>> start

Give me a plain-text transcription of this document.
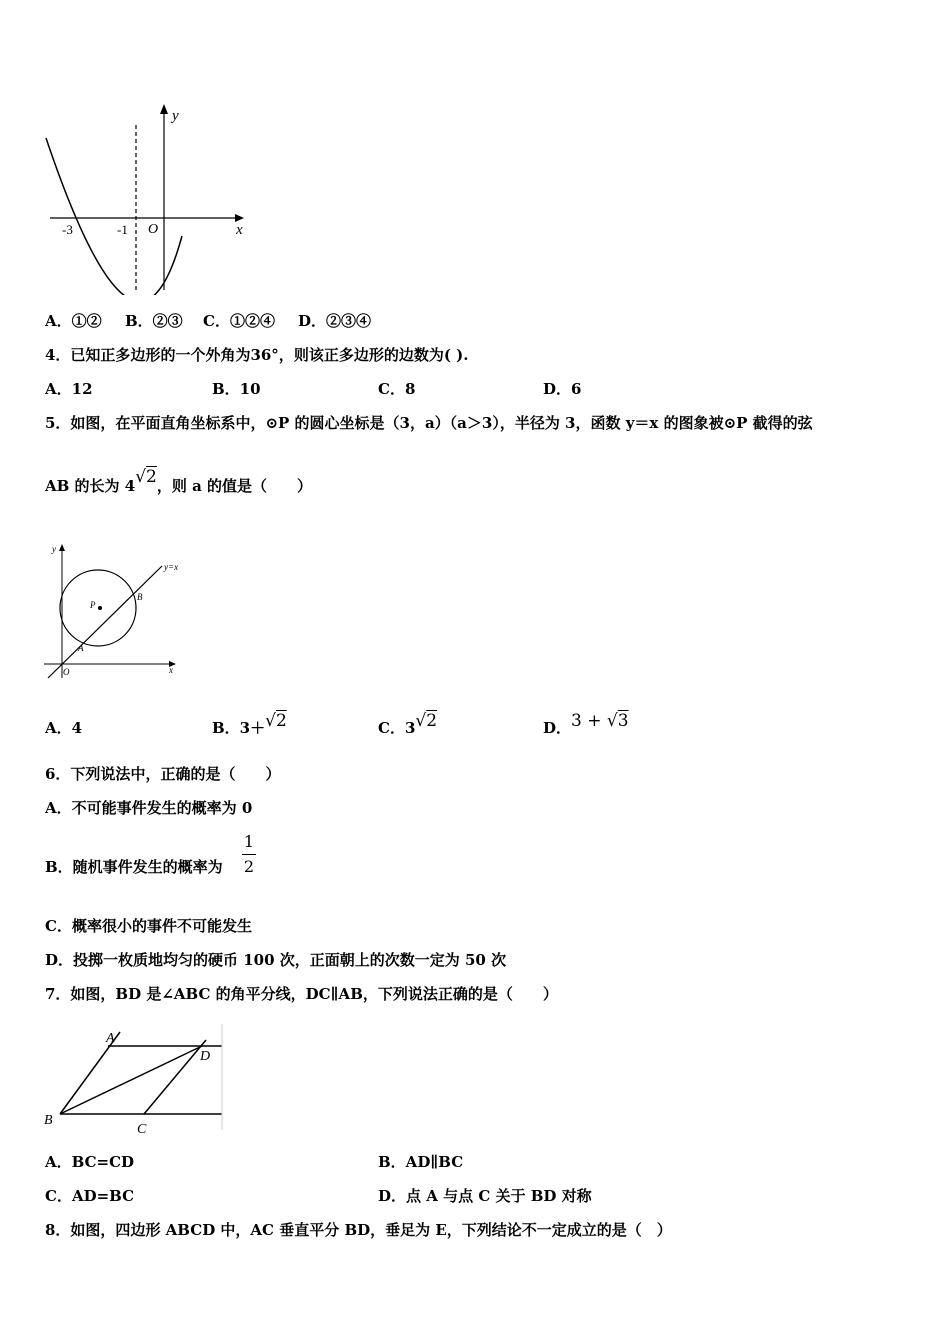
y
x
O
-3	-1
A．①② B．②③ C．①②④ D．②③④
4．已知正多边形的一个外角为36°，则该正多边形的边数为( ).
A．12	B．10	C．8	D．6
5．如图，在平面直角坐标系中，⊙P 的圆心坐标是（3，a）（a＞3），半径为 3，函数 y＝x 的图象被⊙P 截得的弦
AB 的长为 4√2，则 a 的值是（　　）
y
x
y=x
O
P
A
B
A．4	B．3＋√2	C．3√2	D．3 + √3
6．下列说法中，正确的是（　　）
A．不可能事件发生的概率为 0
B．随机事件发生的概率为
1
2
C．概率很小的事件不可能发生
D．投掷一枚质地均匀的硬币 100 次，正面朝上的次数一定为 50 次
7．如图，BD 是∠ABC 的角平分线，DC∥AB，下列说法正确的是（　　）
A
B
C
D
A．BC=CD	B．AD∥BC
C．AD=BC	D．点 A 与点 C 关于 BD 对称
8．如图，四边形 ABCD 中，AC 垂直平分 BD，垂足为 E，下列结论不一定成立的是（　）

>> end

Exactly as written, return every line of the listing, but not the pictures.

§ **Exercise output**:
Give me a plain-text transcription of this document.
y
x
O
-3	-1
A．①② B．②③ C．①②④ D．②③④
4．已知正多边形的一个外角为36°，则该正多边形的边数为( ).
A．12	B．10	C．8	D．6
5．如图，在平面直角坐标系中，⊙P 的圆心坐标是（3，a）（a＞3），半径为 3，函数 y＝x 的图象被⊙P 截得的弦
AB 的长为 4√2，则 a 的值是（　　）
y
x
y=x
O
P
A
B
A．4	B．3＋√2	C．3√2	D．3 + √3
6．下列说法中，正确的是（　　）
A．不可能事件发生的概率为 0
B．随机事件发生的概率为
1
2
C．概率很小的事件不可能发生
D．投掷一枚质地均匀的硬币 100 次，正面朝上的次数一定为 50 次
7．如图，BD 是∠ABC 的角平分线，DC∥AB，下列说法正确的是（　　）
A
B
C
D
A．BC=CD	B．AD∥BC
C．AD=BC	D．点 A 与点 C 关于 BD 对称
8．如图，四边形 ABCD 中，AC 垂直平分 BD，垂足为 E，下列结论不一定成立的是（　）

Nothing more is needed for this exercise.